──────── Record set ────────

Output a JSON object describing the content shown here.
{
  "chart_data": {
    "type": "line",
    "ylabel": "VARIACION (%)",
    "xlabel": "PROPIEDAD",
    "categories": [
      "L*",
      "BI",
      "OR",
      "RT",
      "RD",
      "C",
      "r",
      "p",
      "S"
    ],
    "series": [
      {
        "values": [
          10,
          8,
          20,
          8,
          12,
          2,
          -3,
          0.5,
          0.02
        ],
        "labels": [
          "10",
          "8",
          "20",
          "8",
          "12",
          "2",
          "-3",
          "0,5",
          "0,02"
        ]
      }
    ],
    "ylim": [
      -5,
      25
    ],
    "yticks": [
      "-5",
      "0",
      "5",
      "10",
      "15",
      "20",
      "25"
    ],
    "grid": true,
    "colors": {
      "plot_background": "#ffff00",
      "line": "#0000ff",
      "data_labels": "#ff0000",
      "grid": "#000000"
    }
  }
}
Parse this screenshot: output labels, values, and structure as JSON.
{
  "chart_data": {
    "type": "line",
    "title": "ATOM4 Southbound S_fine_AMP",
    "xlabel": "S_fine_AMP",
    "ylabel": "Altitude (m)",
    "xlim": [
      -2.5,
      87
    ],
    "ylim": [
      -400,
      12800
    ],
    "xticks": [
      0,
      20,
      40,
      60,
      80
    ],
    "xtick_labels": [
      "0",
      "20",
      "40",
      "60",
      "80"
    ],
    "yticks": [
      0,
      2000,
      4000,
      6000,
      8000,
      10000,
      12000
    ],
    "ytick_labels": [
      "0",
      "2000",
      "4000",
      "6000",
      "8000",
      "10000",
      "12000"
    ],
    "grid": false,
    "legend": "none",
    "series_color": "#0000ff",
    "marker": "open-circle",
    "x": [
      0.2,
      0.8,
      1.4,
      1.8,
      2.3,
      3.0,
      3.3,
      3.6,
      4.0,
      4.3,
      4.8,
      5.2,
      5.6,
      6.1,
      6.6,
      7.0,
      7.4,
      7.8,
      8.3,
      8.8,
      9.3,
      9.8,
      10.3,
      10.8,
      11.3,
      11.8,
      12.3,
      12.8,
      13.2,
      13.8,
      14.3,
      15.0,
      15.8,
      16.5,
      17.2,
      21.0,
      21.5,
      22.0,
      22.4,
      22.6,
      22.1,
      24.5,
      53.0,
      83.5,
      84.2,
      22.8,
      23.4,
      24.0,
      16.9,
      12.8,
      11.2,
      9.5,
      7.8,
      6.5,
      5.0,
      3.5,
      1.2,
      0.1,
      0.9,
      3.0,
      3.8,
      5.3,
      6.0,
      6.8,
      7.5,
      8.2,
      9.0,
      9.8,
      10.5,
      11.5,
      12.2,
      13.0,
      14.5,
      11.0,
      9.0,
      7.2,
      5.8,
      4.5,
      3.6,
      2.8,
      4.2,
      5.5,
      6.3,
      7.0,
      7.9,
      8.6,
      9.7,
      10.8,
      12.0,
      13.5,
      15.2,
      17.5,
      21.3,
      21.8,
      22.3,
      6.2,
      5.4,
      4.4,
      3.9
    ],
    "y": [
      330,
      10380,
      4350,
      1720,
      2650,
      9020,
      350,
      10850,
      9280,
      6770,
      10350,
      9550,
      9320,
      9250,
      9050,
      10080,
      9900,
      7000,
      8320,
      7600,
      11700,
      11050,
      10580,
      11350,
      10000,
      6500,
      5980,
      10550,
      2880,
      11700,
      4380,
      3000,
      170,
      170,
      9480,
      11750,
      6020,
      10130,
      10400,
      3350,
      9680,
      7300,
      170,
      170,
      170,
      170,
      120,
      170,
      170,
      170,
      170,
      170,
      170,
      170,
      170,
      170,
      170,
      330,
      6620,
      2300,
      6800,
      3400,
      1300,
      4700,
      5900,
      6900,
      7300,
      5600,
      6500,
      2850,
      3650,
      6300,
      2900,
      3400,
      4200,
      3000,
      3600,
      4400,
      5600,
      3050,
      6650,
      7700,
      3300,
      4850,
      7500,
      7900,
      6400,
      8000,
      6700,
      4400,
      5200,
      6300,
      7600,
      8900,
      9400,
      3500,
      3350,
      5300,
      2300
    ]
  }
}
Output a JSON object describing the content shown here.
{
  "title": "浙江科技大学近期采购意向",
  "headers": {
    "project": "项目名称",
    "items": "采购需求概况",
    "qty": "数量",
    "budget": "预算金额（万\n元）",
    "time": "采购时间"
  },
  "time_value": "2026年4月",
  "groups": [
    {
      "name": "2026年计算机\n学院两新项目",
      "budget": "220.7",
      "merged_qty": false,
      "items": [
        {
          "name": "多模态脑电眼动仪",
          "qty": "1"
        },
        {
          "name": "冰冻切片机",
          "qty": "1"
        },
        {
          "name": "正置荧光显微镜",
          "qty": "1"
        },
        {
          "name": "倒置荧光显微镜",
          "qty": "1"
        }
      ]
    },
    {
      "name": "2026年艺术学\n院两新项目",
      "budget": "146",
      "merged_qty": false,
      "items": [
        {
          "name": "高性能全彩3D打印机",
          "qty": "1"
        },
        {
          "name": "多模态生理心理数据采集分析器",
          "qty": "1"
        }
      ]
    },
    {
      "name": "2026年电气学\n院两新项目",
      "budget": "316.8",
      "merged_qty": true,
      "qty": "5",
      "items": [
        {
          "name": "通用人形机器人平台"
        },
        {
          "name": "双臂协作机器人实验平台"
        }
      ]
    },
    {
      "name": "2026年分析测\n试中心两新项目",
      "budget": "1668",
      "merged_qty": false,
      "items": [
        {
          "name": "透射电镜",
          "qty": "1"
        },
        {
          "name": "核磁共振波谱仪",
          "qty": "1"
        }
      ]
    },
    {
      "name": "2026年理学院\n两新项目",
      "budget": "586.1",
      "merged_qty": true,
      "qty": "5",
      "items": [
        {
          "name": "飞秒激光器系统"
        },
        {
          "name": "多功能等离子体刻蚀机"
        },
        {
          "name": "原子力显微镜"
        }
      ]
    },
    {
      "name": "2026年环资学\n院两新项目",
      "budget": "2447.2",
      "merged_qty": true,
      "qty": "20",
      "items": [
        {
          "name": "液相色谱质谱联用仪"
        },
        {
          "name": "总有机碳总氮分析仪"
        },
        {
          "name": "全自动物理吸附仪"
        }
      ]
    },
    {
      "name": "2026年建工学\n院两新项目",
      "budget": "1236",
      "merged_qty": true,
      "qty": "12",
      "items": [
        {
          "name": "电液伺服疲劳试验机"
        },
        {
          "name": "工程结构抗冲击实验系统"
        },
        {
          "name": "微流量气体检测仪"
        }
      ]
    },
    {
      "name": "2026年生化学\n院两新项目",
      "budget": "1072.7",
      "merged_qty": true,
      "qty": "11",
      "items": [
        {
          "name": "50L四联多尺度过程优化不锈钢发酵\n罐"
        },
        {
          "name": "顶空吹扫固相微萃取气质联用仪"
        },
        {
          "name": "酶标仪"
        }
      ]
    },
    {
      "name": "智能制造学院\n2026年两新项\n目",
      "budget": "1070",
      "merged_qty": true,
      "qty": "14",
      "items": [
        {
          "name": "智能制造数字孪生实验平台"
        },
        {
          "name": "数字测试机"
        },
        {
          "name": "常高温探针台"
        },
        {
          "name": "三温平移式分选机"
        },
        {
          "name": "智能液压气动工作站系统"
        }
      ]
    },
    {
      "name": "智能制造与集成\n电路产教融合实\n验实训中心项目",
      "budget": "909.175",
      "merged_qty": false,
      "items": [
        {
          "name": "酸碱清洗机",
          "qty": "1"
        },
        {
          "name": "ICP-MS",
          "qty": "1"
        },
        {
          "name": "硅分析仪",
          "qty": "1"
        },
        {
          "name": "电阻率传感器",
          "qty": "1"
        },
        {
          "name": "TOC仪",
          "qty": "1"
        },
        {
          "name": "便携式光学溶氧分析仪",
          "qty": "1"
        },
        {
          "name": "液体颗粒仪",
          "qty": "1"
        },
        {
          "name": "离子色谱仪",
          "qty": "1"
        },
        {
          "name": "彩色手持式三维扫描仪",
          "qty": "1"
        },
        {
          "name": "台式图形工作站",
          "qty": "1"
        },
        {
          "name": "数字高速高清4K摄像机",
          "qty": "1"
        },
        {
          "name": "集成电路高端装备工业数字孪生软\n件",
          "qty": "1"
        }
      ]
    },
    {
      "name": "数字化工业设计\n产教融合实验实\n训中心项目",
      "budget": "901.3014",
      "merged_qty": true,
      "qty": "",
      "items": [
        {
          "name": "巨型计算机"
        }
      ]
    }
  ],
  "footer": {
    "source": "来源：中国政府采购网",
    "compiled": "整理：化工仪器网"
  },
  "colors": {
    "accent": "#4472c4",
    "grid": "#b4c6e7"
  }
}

────────

Work required.
Above are the records; copy every line in them that holds the word "title".

Worked solution.
    "title": "ATOM4 Southbound S_fine_AMP",
  "title": "浙江科技大学近期采购意向",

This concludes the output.